» **REQUIREMENT**: Write out the listing below without alteration, omitting its pictures.

(Stored entries)

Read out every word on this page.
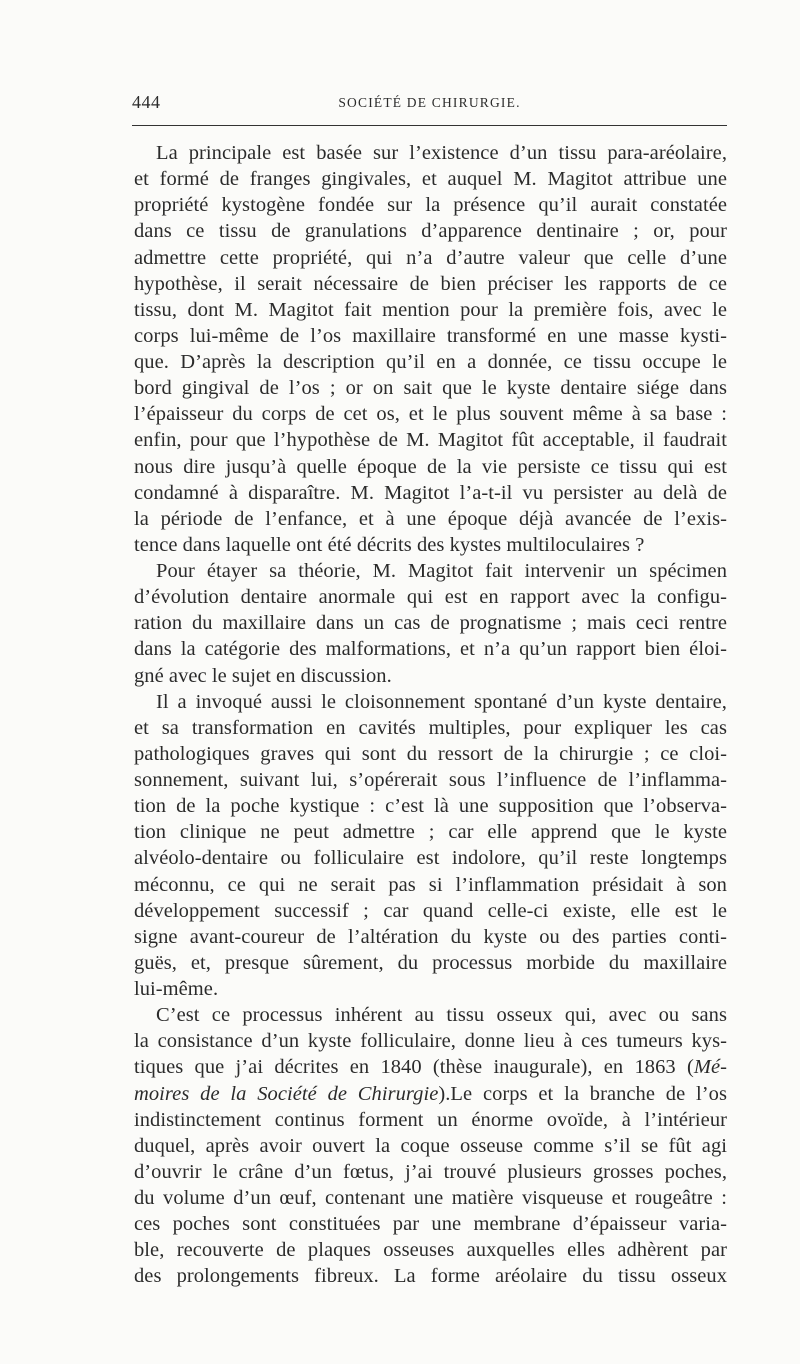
444	SOCIÉTÉ DE CHIRURGIE.
La principale est basée sur l’existence d’un tissu para-aréolaire,
et formé de franges gingivales, et auquel M. Magitot attribue une
propriété kystogène fondée sur la présence qu’il aurait constatée
dans ce tissu de granulations d’apparence dentinaire ; or, pour
admettre cette propriété, qui n’a d’autre valeur que celle d’une
hypothèse, il serait nécessaire de bien préciser les rapports de ce
tissu, dont M. Magitot fait mention pour la première fois, avec le
corps lui-même de l’os maxillaire transformé en une masse kysti-
que. D’après la description qu’il en a donnée, ce tissu occupe le
bord gingival de l’os ; or on sait que le kyste dentaire siége dans
l’épaisseur du corps de cet os, et le plus souvent même à sa base :
enfin, pour que l’hypothèse de M. Magitot fût acceptable, il faudrait
nous dire jusqu’à quelle époque de la vie persiste ce tissu qui est
condamné à disparaître. M. Magitot l’a-t-il vu persister au delà de
la période de l’enfance, et à une époque déjà avancée de l’exis-
tence dans laquelle ont été décrits des kystes multiloculaires ?
Pour étayer sa théorie, M. Magitot fait intervenir un spécimen
d’évolution dentaire anormale qui est en rapport avec la configu-
ration du maxillaire dans un cas de prognatisme ; mais ceci rentre
dans la catégorie des malformations, et n’a qu’un rapport bien éloi-
gné avec le sujet en discussion.
Il a invoqué aussi le cloisonnement spontané d’un kyste dentaire,
et sa transformation en cavités multiples, pour expliquer les cas
pathologiques graves qui sont du ressort de la chirurgie ; ce cloi-
sonnement, suivant lui, s’opérerait sous l’influence de l’inflamma-
tion de la poche kystique : c’est là une supposition que l’observa-
tion clinique ne peut admettre ; car elle apprend que le kyste
alvéolo-dentaire ou folliculaire est indolore, qu’il reste longtemps
méconnu, ce qui ne serait pas si l’inflammation présidait à son
développement successif ; car quand celle-ci existe, elle est le
signe avant-coureur de l’altération du kyste ou des parties conti-
guës, et, presque sûrement, du processus morbide du maxillaire
lui-même.
C’est ce processus inhérent au tissu osseux qui, avec ou sans
la consistance d’un kyste folliculaire, donne lieu à ces tumeurs kys-
tiques que j’ai décrites en 1840 (thèse inaugurale), en 1863 (Mé-
moires de la Société de Chirurgie).Le corps et la branche de l’os
indistinctement continus forment un énorme ovoïde, à l’intérieur
duquel, après avoir ouvert la coque osseuse comme s’il se fût agi
d’ouvrir le crâne d’un fœtus, j’ai trouvé plusieurs grosses poches,
du volume d’un œuf, contenant une matière visqueuse et rougeâtre :
ces poches sont constituées par une membrane d’épaisseur varia-
ble, recouverte de plaques osseuses auxquelles elles adhèrent par
des prolongements fibreux. La forme aréolaire du tissu osseux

» **OUTPUT OF THE EXERCISE**:
Read out every word on this page.
444	SOCIÉTÉ DE CHIRURGIE.
La principale est basée sur l’existence d’un tissu para-aréolaire,
et formé de franges gingivales, et auquel M. Magitot attribue une
propriété kystogène fondée sur la présence qu’il aurait constatée
dans ce tissu de granulations d’apparence dentinaire ; or, pour
admettre cette propriété, qui n’a d’autre valeur que celle d’une
hypothèse, il serait nécessaire de bien préciser les rapports de ce
tissu, dont M. Magitot fait mention pour la première fois, avec le
corps lui-même de l’os maxillaire transformé en une masse kysti-
que. D’après la description qu’il en a donnée, ce tissu occupe le
bord gingival de l’os ; or on sait que le kyste dentaire siége dans
l’épaisseur du corps de cet os, et le plus souvent même à sa base :
enfin, pour que l’hypothèse de M. Magitot fût acceptable, il faudrait
nous dire jusqu’à quelle époque de la vie persiste ce tissu qui est
condamné à disparaître. M. Magitot l’a-t-il vu persister au delà de
la période de l’enfance, et à une époque déjà avancée de l’exis-
tence dans laquelle ont été décrits des kystes multiloculaires ?
Pour étayer sa théorie, M. Magitot fait intervenir un spécimen
d’évolution dentaire anormale qui est en rapport avec la configu-
ration du maxillaire dans un cas de prognatisme ; mais ceci rentre
dans la catégorie des malformations, et n’a qu’un rapport bien éloi-
gné avec le sujet en discussion.
Il a invoqué aussi le cloisonnement spontané d’un kyste dentaire,
et sa transformation en cavités multiples, pour expliquer les cas
pathologiques graves qui sont du ressort de la chirurgie ; ce cloi-
sonnement, suivant lui, s’opérerait sous l’influence de l’inflamma-
tion de la poche kystique : c’est là une supposition que l’observa-
tion clinique ne peut admettre ; car elle apprend que le kyste
alvéolo-dentaire ou folliculaire est indolore, qu’il reste longtemps
méconnu, ce qui ne serait pas si l’inflammation présidait à son
développement successif ; car quand celle-ci existe, elle est le
signe avant-coureur de l’altération du kyste ou des parties conti-
guës, et, presque sûrement, du processus morbide du maxillaire
lui-même.
C’est ce processus inhérent au tissu osseux qui, avec ou sans
la consistance d’un kyste folliculaire, donne lieu à ces tumeurs kys-
tiques que j’ai décrites en 1840 (thèse inaugurale), en 1863 (Mé-
moires de la Société de Chirurgie).Le corps et la branche de l’os
indistinctement continus forment un énorme ovoïde, à l’intérieur
duquel, après avoir ouvert la coque osseuse comme s’il se fût agi
d’ouvrir le crâne d’un fœtus, j’ai trouvé plusieurs grosses poches,
du volume d’un œuf, contenant une matière visqueuse et rougeâtre :
ces poches sont constituées par une membrane d’épaisseur varia-
ble, recouverte de plaques osseuses auxquelles elles adhèrent par
des prolongements fibreux. La forme aréolaire du tissu osseux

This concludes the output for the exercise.